* [WRITTEN EXERCISE]: Gather each line in the entries that includes the string "activities".

──────────

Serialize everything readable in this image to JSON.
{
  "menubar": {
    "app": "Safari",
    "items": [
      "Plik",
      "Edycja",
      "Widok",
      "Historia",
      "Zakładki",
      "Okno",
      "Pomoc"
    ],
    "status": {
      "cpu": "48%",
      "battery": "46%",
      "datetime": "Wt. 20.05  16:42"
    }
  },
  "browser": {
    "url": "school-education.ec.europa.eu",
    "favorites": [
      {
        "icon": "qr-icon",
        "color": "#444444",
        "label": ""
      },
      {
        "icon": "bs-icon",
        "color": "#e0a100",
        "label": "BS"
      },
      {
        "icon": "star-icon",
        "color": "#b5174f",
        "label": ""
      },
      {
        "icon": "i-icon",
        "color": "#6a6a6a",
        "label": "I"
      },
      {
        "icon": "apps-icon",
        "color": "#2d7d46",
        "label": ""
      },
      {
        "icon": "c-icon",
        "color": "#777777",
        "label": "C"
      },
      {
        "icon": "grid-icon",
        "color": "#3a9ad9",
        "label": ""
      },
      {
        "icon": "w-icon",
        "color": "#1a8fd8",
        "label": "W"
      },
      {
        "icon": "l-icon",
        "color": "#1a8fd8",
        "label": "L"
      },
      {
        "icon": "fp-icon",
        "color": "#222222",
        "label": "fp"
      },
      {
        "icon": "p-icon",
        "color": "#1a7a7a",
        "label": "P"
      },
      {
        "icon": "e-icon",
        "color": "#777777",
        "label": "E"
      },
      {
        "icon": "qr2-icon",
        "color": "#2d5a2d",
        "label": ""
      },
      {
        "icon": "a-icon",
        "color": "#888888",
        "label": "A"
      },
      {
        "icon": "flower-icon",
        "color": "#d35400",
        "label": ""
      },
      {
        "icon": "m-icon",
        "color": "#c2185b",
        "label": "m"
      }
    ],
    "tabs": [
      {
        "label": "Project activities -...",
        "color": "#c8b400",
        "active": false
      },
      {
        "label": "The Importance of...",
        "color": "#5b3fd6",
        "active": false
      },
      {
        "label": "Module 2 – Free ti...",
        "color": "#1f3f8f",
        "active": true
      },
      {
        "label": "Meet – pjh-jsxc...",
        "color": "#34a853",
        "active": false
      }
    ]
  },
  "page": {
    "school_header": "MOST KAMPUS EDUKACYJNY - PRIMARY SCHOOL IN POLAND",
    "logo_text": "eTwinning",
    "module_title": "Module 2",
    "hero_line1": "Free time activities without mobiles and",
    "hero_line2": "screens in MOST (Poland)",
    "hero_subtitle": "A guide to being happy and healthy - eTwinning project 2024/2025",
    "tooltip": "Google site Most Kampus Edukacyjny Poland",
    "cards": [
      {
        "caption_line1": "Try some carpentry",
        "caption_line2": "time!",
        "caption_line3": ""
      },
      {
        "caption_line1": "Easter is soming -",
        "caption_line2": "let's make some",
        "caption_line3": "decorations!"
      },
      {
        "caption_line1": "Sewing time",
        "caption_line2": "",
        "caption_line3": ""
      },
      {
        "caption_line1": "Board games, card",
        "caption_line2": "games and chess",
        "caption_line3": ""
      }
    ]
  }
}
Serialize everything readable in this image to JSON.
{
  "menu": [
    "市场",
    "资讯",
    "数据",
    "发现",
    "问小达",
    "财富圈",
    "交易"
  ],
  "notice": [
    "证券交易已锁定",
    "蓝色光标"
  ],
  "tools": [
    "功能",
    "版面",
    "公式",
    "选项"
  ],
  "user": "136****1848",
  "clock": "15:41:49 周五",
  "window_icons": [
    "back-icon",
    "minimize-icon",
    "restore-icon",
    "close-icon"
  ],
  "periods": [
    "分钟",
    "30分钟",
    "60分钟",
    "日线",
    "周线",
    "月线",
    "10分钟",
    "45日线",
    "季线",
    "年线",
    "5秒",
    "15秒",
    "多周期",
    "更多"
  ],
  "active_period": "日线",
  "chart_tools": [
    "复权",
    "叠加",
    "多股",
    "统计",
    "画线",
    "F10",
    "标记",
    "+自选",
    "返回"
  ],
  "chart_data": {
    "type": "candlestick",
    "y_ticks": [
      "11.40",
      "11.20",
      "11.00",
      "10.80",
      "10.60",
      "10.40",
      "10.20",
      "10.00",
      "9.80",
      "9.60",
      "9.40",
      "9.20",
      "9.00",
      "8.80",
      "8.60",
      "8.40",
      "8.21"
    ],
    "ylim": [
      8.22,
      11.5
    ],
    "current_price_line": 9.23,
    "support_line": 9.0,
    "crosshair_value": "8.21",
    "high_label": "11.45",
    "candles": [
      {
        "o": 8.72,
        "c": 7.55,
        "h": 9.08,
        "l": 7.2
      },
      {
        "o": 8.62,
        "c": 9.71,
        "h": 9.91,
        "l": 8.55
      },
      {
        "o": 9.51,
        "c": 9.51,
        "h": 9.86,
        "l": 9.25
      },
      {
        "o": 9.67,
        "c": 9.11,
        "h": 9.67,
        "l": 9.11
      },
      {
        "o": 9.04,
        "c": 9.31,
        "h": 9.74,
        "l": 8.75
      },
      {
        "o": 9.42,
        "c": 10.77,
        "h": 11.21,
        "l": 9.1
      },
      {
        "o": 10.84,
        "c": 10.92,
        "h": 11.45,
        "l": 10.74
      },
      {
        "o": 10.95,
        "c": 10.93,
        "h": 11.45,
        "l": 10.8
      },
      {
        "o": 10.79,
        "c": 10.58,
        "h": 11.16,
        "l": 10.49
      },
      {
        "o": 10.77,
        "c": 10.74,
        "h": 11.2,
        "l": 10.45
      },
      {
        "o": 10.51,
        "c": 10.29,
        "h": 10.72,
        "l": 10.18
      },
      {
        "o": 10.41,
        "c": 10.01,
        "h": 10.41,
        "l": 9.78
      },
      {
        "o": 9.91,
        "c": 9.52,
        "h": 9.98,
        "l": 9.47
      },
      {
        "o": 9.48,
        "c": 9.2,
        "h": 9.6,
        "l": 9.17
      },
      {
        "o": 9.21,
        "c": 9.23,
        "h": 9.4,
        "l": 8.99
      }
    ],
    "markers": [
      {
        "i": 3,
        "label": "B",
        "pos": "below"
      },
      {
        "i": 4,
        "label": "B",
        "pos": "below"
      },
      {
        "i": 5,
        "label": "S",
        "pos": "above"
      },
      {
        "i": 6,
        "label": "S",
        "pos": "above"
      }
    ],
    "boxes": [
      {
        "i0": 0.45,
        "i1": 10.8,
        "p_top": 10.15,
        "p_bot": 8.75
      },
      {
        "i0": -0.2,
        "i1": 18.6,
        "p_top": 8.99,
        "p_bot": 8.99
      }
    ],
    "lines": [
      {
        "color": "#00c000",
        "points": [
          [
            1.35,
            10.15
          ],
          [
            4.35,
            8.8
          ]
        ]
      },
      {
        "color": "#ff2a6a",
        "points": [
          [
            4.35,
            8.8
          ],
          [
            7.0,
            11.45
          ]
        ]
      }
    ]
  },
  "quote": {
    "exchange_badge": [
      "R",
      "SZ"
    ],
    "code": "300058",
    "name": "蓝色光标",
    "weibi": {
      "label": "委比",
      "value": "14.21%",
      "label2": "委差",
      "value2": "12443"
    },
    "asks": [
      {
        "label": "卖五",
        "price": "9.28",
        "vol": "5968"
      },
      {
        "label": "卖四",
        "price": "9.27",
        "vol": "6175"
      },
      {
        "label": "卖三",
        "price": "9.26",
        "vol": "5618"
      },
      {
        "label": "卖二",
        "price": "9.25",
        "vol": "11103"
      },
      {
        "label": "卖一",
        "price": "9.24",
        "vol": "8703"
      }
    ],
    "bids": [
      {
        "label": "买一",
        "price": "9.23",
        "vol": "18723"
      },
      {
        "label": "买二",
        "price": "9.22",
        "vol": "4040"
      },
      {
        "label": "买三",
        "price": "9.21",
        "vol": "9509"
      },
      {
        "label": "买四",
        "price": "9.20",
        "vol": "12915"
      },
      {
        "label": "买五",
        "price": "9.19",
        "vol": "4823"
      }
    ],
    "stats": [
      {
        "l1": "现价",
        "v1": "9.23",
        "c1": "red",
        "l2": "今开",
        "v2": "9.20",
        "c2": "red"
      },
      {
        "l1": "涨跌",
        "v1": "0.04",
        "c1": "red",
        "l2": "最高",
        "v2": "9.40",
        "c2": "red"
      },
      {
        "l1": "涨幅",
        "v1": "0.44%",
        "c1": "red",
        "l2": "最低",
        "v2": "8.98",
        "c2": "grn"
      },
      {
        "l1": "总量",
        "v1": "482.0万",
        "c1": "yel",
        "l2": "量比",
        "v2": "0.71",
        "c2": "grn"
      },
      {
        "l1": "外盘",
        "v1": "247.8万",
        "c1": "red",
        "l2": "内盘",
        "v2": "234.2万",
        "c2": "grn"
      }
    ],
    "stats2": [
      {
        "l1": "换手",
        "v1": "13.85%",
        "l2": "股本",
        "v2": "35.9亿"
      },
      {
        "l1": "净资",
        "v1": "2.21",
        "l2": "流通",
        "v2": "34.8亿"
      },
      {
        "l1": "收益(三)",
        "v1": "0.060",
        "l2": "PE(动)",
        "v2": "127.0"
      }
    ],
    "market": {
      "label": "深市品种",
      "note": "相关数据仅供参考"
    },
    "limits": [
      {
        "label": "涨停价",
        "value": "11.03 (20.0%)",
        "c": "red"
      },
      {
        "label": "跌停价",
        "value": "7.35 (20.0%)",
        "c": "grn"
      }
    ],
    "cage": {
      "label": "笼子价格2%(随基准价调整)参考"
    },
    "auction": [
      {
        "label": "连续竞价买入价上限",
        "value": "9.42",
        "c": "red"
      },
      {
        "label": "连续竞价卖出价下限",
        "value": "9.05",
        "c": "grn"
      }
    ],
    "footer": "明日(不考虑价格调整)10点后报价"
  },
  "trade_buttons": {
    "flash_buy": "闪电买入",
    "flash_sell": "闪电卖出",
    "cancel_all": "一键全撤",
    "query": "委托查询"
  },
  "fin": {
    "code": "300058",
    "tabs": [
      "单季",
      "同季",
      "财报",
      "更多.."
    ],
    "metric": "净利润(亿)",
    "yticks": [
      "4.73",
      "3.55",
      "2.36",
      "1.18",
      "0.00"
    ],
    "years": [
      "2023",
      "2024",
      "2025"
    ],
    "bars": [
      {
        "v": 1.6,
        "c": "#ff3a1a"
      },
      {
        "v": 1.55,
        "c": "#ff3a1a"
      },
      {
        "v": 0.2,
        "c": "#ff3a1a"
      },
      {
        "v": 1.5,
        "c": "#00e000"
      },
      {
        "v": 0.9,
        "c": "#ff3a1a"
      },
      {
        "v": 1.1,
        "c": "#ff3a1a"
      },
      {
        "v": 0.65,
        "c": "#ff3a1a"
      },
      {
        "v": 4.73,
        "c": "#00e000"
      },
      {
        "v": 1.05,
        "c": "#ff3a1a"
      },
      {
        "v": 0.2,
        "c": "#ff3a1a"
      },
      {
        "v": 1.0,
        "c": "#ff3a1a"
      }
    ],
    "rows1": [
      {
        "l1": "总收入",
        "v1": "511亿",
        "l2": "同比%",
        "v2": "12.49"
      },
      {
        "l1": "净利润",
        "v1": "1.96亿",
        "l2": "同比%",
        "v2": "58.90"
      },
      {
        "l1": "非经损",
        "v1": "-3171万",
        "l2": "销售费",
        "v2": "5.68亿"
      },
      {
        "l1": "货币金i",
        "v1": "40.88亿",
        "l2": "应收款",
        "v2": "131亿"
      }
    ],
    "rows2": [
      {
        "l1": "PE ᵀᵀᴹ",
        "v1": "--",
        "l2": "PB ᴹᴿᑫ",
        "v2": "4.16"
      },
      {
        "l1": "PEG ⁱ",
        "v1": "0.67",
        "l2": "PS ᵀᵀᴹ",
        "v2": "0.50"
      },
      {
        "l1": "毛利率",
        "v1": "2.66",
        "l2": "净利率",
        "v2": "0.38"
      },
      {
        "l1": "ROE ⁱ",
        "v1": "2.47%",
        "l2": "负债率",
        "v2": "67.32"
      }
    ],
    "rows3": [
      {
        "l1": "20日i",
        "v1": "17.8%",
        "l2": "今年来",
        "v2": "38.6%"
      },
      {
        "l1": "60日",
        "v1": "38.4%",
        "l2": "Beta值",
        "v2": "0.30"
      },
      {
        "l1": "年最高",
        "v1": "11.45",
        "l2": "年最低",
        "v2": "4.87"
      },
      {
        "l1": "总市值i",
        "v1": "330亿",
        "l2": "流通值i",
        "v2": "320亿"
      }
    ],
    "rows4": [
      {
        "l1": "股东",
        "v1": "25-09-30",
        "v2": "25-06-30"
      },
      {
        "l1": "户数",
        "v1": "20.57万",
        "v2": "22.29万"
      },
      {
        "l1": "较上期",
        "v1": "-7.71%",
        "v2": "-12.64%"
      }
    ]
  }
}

──────────

* [RESPONSE TO THIS EXERCISE]:
        "label": "Project activities -...",
    "hero_line1": "Free time activities without mobiles and",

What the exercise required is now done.